▶ [Problem statement]:
In the data, from the first line through the line containing "560, 574, 568]", change every "legend-marker" to "legend-symbol". Give those lines again with nothing else altered.

▶ [Source material]:

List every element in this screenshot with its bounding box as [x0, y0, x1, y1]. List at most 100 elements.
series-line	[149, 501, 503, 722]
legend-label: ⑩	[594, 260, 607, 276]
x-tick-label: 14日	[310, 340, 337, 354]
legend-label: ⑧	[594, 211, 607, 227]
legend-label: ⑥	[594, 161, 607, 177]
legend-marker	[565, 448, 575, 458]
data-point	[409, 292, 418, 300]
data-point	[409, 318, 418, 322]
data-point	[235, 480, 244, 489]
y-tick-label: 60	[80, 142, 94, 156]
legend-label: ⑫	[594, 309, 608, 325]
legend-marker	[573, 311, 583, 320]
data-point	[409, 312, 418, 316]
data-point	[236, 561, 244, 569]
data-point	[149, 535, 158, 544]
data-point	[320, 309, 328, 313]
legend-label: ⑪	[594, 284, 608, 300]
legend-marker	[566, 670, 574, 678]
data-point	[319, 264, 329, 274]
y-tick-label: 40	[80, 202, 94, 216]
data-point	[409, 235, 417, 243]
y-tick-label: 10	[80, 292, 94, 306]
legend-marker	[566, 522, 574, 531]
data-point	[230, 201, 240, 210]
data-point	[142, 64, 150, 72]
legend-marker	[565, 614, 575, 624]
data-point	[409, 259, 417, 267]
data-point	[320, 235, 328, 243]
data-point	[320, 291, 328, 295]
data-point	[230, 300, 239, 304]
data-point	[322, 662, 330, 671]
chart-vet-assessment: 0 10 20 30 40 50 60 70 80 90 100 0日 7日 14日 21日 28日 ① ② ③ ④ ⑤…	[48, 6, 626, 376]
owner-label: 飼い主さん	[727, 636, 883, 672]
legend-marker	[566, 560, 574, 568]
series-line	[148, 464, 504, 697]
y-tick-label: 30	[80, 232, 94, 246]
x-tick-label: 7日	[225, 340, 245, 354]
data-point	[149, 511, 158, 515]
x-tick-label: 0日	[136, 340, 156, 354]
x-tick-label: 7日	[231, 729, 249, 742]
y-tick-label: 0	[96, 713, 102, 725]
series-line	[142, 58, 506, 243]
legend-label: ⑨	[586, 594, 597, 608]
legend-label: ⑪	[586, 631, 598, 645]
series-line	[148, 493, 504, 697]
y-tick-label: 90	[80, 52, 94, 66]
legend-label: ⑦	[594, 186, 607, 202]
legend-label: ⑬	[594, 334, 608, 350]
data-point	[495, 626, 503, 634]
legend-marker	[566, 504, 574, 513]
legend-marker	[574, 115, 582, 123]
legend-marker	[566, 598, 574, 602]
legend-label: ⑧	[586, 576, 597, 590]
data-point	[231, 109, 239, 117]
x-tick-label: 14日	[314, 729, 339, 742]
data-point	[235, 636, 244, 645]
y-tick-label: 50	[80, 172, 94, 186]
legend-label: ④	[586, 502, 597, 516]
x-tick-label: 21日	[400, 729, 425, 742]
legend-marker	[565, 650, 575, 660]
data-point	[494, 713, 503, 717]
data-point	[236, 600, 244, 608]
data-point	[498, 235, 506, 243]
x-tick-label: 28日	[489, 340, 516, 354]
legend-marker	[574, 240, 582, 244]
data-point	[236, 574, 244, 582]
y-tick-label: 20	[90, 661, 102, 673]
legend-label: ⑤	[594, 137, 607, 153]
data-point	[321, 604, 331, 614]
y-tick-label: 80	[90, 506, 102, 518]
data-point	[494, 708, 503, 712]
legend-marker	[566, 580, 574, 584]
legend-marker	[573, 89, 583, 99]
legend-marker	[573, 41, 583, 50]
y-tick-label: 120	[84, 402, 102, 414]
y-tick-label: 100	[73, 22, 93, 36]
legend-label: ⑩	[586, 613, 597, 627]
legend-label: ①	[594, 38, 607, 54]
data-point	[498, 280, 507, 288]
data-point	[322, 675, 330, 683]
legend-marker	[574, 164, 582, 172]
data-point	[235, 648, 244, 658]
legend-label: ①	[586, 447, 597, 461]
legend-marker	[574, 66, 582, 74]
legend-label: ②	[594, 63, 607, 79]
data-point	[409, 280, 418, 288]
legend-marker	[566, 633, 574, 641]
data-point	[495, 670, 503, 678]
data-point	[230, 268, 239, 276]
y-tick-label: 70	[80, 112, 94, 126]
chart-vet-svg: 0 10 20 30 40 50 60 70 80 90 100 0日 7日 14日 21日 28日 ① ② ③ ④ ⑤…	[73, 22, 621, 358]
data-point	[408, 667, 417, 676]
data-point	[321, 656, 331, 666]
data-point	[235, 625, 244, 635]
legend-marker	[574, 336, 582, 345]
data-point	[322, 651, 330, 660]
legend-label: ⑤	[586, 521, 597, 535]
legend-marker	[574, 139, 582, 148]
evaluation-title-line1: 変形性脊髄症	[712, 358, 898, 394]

▶ [Response below]:
List every element in this screenshot with its bounding box as [x0, y0, x1, y1]. List at most 100 elements.
series-line	[149, 501, 503, 722]
legend-label: ⑩	[594, 260, 607, 276]
x-tick-label: 14日	[310, 340, 337, 354]
legend-label: ⑧	[594, 211, 607, 227]
legend-label: ⑥	[594, 161, 607, 177]
legend-symbol	[565, 448, 575, 458]
data-point	[409, 292, 418, 300]
data-point	[409, 318, 418, 322]
data-point	[235, 480, 244, 489]
y-tick-label: 60	[80, 142, 94, 156]
legend-label: ⑫	[594, 309, 608, 325]
legend-symbol	[573, 311, 583, 320]
data-point	[409, 312, 418, 316]
data-point	[236, 561, 244, 569]
data-point	[149, 535, 158, 544]
data-point	[320, 309, 328, 313]
legend-label: ⑪	[594, 284, 608, 300]
legend-symbol	[566, 670, 574, 678]
data-point	[319, 264, 329, 274]
y-tick-label: 40	[80, 202, 94, 216]
data-point	[409, 235, 417, 243]
y-tick-label: 10	[80, 292, 94, 306]
legend-symbol	[566, 522, 574, 531]
data-point	[230, 201, 240, 210]
data-point	[142, 64, 150, 72]
legend-symbol	[565, 614, 575, 624]
data-point	[409, 259, 417, 267]
data-point	[320, 235, 328, 243]
data-point	[320, 291, 328, 295]
data-point	[230, 300, 239, 304]
data-point	[322, 662, 330, 671]
chart-vet-assessment: 0 10 20 30 40 50 60 70 80 90 100 0日 7日 14日 21日 28日 ① ② ③ ④ ⑤…	[48, 6, 626, 376]
owner-label: 飼い主さん	[727, 636, 883, 672]
legend-symbol	[566, 560, 574, 568]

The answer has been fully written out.